-- begin DATA --

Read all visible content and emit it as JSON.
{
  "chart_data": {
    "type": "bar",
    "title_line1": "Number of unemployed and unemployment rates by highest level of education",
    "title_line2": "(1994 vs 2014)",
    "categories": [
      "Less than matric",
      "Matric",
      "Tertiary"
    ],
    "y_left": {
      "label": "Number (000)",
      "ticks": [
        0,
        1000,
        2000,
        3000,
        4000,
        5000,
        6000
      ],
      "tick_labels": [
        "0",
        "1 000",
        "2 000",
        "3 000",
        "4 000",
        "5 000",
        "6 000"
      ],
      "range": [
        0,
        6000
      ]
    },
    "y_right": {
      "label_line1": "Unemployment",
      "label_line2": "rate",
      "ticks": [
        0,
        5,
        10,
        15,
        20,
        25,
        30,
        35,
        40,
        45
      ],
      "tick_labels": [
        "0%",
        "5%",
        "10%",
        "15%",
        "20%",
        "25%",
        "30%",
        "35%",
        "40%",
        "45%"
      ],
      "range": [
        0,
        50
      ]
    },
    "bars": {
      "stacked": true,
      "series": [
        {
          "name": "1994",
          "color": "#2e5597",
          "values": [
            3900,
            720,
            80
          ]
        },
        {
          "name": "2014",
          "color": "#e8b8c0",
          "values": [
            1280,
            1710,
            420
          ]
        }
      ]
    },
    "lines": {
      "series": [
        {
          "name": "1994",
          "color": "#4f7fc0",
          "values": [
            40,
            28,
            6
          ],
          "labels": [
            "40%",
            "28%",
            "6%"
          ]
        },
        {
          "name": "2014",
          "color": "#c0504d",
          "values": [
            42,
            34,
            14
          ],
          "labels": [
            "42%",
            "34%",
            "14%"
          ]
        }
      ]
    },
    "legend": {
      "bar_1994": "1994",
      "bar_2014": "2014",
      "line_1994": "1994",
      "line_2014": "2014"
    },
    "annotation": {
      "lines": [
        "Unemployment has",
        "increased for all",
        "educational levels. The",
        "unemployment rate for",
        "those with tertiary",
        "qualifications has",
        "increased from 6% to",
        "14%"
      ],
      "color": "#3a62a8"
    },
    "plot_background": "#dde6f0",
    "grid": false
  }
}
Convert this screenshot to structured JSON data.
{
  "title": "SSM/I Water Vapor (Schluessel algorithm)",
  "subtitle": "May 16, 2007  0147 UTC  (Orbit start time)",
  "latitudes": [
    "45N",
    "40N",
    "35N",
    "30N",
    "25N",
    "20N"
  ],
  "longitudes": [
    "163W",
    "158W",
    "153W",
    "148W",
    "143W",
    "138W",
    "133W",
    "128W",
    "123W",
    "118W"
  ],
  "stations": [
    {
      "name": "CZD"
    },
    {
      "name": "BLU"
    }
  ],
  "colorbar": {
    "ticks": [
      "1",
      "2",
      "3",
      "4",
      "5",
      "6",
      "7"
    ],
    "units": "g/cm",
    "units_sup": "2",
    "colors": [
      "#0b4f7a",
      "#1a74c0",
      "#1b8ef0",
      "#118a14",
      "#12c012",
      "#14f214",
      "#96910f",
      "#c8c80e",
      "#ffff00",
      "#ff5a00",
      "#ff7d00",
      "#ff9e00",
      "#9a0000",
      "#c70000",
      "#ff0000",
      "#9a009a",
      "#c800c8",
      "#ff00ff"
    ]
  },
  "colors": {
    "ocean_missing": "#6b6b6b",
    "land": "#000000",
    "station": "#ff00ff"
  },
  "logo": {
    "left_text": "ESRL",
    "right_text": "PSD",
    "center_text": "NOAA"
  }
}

-- end DATA --

WHAT TO DO: Hand back the material above in full, exactly as written.

RESULT BELOW:
Read all visible content and emit it as JSON.
{
  "chart_data": {
    "type": "bar",
    "title_line1": "Number of unemployed and unemployment rates by highest level of education",
    "title_line2": "(1994 vs 2014)",
    "categories": [
      "Less than matric",
      "Matric",
      "Tertiary"
    ],
    "y_left": {
      "label": "Number (000)",
      "ticks": [
        0,
        1000,
        2000,
        3000,
        4000,
        5000,
        6000
      ],
      "tick_labels": [
        "0",
        "1 000",
        "2 000",
        "3 000",
        "4 000",
        "5 000",
        "6 000"
      ],
      "range": [
        0,
        6000
      ]
    },
    "y_right": {
      "label_line1": "Unemployment",
      "label_line2": "rate",
      "ticks": [
        0,
        5,
        10,
        15,
        20,
        25,
        30,
        35,
        40,
        45
      ],
      "tick_labels": [
        "0%",
        "5%",
        "10%",
        "15%",
        "20%",
        "25%",
        "30%",
        "35%",
        "40%",
        "45%"
      ],
      "range": [
        0,
        50
      ]
    },
    "bars": {
      "stacked": true,
      "series": [
        {
          "name": "1994",
          "color": "#2e5597",
          "values": [
            3900,
            720,
            80
          ]
        },
        {
          "name": "2014",
          "color": "#e8b8c0",
          "values": [
            1280,
            1710,
            420
          ]
        }
      ]
    },
    "lines": {
      "series": [
        {
          "name": "1994",
          "color": "#4f7fc0",
          "values": [
            40,
            28,
            6
          ],
          "labels": [
            "40%",
            "28%",
            "6%"
          ]
        },
        {
          "name": "2014",
          "color": "#c0504d",
          "values": [
            42,
            34,
            14
          ],
          "labels": [
            "42%",
            "34%",
            "14%"
          ]
        }
      ]
    },
    "legend": {
      "bar_1994": "1994",
      "bar_2014": "2014",
      "line_1994": "1994",
      "line_2014": "2014"
    },
    "annotation": {
      "lines": [
        "Unemployment has",
        "increased for all",
        "educational levels. The",
        "unemployment rate for",
        "those with tertiary",
        "qualifications has",
        "increased from 6% to",
        "14%"
      ],
      "color": "#3a62a8"
    },
    "plot_background": "#dde6f0",
    "grid": false
  }
}
Convert this screenshot to structured JSON data.
{
  "title": "SSM/I Water Vapor (Schluessel algorithm)",
  "subtitle": "May 16, 2007  0147 UTC  (Orbit start time)",
  "latitudes": [
    "45N",
    "40N",
    "35N",
    "30N",
    "25N",
    "20N"
  ],
  "longitudes": [
    "163W",
    "158W",
    "153W",
    "148W",
    "143W",
    "138W",
    "133W",
    "128W",
    "123W",
    "118W"
  ],
  "stations": [
    {
      "name": "CZD"
    },
    {
      "name": "BLU"
    }
  ],
  "colorbar": {
    "ticks": [
      "1",
      "2",
      "3",
      "4",
      "5",
      "6",
      "7"
    ],
    "units": "g/cm",
    "units_sup": "2",
    "colors": [
      "#0b4f7a",
      "#1a74c0",
      "#1b8ef0",
      "#118a14",
      "#12c012",
      "#14f214",
      "#96910f",
      "#c8c80e",
      "#ffff00",
      "#ff5a00",
      "#ff7d00",
      "#ff9e00",
      "#9a0000",
      "#c70000",
      "#ff0000",
      "#9a009a",
      "#c800c8",
      "#ff00ff"
    ]
  },
  "colors": {
    "ocean_missing": "#6b6b6b",
    "land": "#000000",
    "station": "#ff00ff"
  },
  "logo": {
    "left_text": "ESRL",
    "right_text": "PSD",
    "center_text": "NOAA"
  }
}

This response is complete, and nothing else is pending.